* Aim of the exercise: Gather every line that includes the word "pilotująca", please.

* Material supplied:
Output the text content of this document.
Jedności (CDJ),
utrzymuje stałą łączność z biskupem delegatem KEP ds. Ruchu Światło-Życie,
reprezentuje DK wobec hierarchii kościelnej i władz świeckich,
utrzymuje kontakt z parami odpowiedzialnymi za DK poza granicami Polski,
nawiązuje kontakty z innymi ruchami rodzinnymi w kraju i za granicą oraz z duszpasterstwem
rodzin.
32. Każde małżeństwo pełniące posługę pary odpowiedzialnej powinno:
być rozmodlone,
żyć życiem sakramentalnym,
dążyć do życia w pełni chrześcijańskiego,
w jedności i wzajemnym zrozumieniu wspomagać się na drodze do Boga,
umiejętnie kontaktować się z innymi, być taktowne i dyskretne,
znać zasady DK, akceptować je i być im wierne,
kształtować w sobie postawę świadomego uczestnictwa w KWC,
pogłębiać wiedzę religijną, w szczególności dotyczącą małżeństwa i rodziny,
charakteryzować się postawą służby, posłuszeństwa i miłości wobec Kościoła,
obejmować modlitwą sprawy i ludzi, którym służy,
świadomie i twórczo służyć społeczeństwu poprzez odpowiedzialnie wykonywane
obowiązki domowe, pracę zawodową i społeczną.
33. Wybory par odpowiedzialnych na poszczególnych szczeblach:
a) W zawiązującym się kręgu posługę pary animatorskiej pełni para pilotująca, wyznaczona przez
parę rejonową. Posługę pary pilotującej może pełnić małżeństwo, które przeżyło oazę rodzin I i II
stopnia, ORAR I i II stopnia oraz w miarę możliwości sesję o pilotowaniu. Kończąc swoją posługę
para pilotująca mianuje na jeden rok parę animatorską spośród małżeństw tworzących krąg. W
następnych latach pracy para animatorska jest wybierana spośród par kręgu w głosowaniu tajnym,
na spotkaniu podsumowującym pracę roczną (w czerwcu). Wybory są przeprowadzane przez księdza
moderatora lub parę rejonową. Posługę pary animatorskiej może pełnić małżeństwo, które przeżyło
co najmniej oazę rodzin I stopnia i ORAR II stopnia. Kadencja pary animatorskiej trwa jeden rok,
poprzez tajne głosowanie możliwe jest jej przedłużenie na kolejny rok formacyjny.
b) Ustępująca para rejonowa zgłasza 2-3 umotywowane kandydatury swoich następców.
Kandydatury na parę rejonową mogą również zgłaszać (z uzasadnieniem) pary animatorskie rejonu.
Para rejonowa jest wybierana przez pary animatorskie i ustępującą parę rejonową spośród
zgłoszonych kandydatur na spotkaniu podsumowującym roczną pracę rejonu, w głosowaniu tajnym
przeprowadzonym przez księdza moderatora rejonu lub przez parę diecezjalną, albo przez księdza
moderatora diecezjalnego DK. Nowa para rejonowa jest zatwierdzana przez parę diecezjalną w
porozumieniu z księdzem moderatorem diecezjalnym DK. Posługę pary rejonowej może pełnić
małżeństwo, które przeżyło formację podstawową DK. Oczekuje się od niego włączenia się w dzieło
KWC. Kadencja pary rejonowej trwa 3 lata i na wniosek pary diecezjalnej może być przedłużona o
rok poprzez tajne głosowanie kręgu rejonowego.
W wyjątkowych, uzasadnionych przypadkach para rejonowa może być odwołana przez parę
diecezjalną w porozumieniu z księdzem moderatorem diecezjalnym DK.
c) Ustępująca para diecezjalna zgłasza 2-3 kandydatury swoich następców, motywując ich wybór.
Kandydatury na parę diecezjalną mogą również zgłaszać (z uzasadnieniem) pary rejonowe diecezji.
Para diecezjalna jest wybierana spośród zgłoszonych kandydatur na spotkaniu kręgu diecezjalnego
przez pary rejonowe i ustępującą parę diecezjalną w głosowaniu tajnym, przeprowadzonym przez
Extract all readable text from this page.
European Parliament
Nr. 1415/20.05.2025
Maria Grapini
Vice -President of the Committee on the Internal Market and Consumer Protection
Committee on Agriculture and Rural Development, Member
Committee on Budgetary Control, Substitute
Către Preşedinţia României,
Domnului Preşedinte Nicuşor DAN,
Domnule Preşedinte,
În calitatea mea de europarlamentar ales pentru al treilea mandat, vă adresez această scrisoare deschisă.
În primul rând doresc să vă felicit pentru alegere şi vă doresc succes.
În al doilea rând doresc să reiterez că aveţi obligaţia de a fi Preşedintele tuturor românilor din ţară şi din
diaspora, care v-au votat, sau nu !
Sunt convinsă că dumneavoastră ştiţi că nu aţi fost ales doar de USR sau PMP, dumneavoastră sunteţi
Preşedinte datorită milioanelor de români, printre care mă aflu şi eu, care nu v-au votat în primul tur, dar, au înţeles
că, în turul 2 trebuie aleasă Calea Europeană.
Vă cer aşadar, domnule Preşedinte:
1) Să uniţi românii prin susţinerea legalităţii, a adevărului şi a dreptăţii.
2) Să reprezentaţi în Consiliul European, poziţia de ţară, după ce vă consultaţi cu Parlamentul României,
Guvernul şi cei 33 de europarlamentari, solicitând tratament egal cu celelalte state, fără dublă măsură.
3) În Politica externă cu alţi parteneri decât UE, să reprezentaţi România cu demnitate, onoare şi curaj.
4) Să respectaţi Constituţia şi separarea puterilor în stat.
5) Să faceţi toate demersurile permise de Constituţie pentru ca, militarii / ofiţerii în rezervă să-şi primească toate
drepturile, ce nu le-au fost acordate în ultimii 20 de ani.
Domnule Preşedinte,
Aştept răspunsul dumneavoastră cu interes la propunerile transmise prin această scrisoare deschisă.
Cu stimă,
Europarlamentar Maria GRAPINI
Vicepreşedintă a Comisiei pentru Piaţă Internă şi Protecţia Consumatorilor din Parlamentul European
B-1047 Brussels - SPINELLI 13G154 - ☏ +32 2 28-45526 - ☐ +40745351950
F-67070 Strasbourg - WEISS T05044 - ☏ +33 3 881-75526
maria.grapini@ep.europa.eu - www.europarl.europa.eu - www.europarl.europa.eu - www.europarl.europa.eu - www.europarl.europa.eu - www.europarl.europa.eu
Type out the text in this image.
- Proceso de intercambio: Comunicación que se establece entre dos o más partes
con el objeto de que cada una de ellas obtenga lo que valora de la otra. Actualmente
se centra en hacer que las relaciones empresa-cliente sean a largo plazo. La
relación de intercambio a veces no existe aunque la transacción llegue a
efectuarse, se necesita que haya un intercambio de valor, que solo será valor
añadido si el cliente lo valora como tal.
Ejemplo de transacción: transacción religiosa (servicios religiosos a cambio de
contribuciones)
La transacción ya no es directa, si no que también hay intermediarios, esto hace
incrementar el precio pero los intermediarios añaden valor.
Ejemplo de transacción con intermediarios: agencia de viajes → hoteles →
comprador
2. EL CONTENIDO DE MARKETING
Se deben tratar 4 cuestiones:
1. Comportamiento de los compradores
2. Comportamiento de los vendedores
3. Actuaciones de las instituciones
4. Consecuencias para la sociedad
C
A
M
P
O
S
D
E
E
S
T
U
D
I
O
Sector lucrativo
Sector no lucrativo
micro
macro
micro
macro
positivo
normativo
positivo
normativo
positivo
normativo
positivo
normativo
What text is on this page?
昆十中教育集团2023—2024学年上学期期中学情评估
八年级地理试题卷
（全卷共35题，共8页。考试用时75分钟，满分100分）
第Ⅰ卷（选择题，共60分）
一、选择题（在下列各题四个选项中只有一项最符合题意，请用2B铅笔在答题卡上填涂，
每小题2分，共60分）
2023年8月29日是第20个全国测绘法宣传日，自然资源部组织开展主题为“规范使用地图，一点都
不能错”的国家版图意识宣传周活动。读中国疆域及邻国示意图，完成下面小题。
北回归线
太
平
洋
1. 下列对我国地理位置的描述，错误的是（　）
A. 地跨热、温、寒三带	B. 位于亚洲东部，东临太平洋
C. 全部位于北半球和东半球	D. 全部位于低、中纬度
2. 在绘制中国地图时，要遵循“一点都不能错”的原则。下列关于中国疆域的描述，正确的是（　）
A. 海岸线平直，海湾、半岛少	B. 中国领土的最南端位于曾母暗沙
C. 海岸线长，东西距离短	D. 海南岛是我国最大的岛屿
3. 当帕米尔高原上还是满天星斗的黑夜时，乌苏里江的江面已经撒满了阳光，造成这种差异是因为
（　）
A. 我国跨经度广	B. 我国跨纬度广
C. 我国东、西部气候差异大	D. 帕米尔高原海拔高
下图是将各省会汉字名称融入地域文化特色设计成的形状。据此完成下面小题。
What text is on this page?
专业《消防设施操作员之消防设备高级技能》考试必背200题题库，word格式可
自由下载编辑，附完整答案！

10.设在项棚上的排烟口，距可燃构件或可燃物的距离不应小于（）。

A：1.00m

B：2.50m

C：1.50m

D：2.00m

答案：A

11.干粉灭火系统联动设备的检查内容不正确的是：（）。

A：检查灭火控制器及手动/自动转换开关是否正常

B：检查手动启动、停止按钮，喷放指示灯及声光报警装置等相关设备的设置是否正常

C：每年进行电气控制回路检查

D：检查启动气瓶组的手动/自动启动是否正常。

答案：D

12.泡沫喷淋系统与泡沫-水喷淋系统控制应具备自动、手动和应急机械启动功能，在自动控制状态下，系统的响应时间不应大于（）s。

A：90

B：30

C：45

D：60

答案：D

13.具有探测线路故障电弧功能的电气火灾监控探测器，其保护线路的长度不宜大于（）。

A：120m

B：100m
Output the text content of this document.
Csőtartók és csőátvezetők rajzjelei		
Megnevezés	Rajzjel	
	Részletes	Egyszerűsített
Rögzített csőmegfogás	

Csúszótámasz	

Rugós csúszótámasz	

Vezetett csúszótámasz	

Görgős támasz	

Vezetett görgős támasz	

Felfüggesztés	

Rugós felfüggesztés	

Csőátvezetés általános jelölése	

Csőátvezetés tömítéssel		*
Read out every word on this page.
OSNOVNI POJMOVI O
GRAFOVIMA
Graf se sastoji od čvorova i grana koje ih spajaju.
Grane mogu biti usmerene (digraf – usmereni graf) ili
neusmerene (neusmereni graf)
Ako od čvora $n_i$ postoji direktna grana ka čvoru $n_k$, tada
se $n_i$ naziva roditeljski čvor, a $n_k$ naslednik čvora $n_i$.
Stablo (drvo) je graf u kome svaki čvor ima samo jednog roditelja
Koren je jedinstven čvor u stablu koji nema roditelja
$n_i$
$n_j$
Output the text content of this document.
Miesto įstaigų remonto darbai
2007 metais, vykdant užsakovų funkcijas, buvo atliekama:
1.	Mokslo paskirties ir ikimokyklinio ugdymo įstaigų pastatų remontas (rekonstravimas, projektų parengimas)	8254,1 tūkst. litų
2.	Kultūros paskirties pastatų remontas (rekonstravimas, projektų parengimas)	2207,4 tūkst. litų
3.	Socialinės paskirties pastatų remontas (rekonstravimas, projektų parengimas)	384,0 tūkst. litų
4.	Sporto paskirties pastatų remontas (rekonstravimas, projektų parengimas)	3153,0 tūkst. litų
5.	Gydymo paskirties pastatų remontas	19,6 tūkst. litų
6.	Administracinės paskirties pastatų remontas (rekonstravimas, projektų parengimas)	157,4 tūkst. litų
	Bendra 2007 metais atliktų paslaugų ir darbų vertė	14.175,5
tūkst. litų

* Problem solution:
a) W zawiązującym się kręgu posługę pary animatorskiej pełni para pilotująca, wyznaczona przez
para pilotująca mianuje na jeden rok parę animatorską spośród małżeństw tworzących krąg. W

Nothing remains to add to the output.